__Data shown__
--------

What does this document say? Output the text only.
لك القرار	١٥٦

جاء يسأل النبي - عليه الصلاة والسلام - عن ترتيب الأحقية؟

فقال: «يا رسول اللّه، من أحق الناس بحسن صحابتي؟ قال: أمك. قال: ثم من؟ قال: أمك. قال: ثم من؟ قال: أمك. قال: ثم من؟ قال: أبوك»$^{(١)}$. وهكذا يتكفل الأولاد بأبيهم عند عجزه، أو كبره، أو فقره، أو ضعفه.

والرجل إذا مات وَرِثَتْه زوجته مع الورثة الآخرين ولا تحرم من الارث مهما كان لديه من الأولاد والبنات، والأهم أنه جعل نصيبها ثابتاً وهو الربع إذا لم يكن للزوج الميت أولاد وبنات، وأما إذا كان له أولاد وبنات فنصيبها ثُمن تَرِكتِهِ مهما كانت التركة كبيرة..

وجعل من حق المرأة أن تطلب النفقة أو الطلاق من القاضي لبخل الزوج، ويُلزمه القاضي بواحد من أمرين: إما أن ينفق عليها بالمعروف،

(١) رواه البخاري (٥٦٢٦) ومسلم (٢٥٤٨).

--------

__Work to do__
Quote each line of the listing above exactly.

__Solution to this exercise__
What does this document say? Output the text only.
لك القرار	١٥٦

جاء يسأل النبي - عليه الصلاة والسلام - عن ترتيب الأحقية؟

فقال: «يا رسول اللّه، من أحق الناس بحسن صحابتي؟ قال: أمك. قال: ثم من؟ قال: أمك. قال: ثم من؟ قال: أمك. قال: ثم من؟ قال: أبوك»$^{(١)}$. وهكذا يتكفل الأولاد بأبيهم عند عجزه، أو كبره، أو فقره، أو ضعفه.

والرجل إذا مات وَرِثَتْه زوجته مع الورثة الآخرين ولا تحرم من الارث مهما كان لديه من الأولاد والبنات، والأهم أنه جعل نصيبها ثابتاً وهو الربع إذا لم يكن للزوج الميت أولاد وبنات، وأما إذا كان له أولاد وبنات فنصيبها ثُمن تَرِكتِهِ مهما كانت التركة كبيرة..

وجعل من حق المرأة أن تطلب النفقة أو الطلاق من القاضي لبخل الزوج، ويُلزمه القاضي بواحد من أمرين: إما أن ينفق عليها بالمعروف،

(١) رواه البخاري (٥٦٢٦) ومسلم (٢٥٤٨).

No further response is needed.